▶ _DESCRIPTION OF THE TASK_
Set down all of the data that follows word for word, without the images.

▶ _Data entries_
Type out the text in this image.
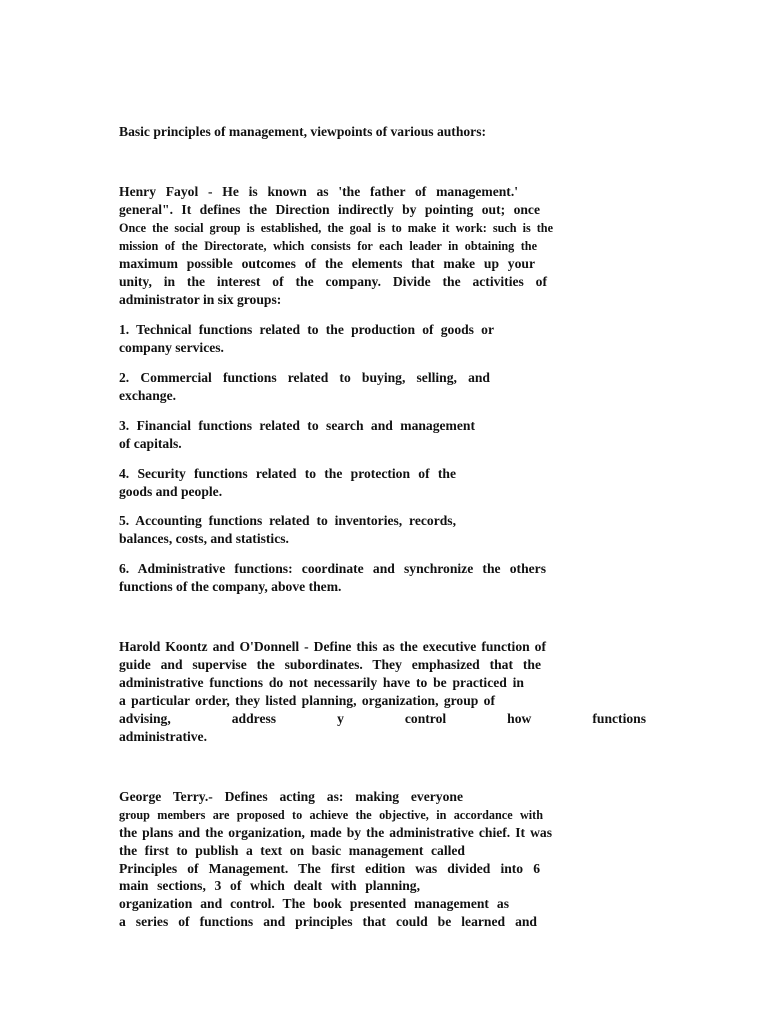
Basic principles of management, viewpoints of various authors:
Henry Fayol - He is known as 'the father of management.'
general". It defines the Direction indirectly by pointing out; once
Once the social group is established, the goal is to make it work: such is the
mission of the Directorate, which consists for each leader in obtaining the
maximum possible outcomes of the elements that make up your
unity, in the interest of the company. Divide the activities of
administrator in six groups:
1. Technical functions related to the production of goods or
company services.
2. Commercial functions related to buying, selling, and
exchange.
3. Financial functions related to search and management
of capitals.
4. Security functions related to the protection of the
goods and people.
5. Accounting functions related to inventories, records,
balances, costs, and statistics.
6. Administrative functions: coordinate and synchronize the others
functions of the company, above them.
Harold Koontz and O'Donnell - Define this as the executive function of
guide and supervise the subordinates. They emphasized that the
administrative functions do not necessarily have to be practiced in
a particular order, they listed planning, organization, group of
advising, address y control how functions
administrative.
George Terry.- Defines acting as: making everyone
group members are proposed to achieve the objective, in accordance with
the plans and the organization, made by the administrative chief. It was
the first to publish a text on basic management called
Principles of Management. The first edition was divided into 6
main sections, 3 of which dealt with planning,
organization and control. The book presented management as
a series of functions and principles that could be learned and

▶ _WRITTEN ANSWER_
Type out the text in this image.
Basic principles of management, viewpoints of various authors:
Henry Fayol - He is known as 'the father of management.'
general". It defines the Direction indirectly by pointing out; once
Once the social group is established, the goal is to make it work: such is the
mission of the Directorate, which consists for each leader in obtaining the
maximum possible outcomes of the elements that make up your
unity, in the interest of the company. Divide the activities of
administrator in six groups:
1. Technical functions related to the production of goods or
company services.
2. Commercial functions related to buying, selling, and
exchange.
3. Financial functions related to search and management
of capitals.
4. Security functions related to the protection of the
goods and people.
5. Accounting functions related to inventories, records,
balances, costs, and statistics.
6. Administrative functions: coordinate and synchronize the others
functions of the company, above them.
Harold Koontz and O'Donnell - Define this as the executive function of
guide and supervise the subordinates. They emphasized that the
administrative functions do not necessarily have to be practiced in
a particular order, they listed planning, organization, group of
advising, address y control how functions
administrative.
George Terry.- Defines acting as: making everyone
group members are proposed to achieve the objective, in accordance with
the plans and the organization, made by the administrative chief. It was
the first to publish a text on basic management called
Principles of Management. The first edition was divided into 6
main sections, 3 of which dealt with planning,
organization and control. The book presented management as
a series of functions and principles that could be learned and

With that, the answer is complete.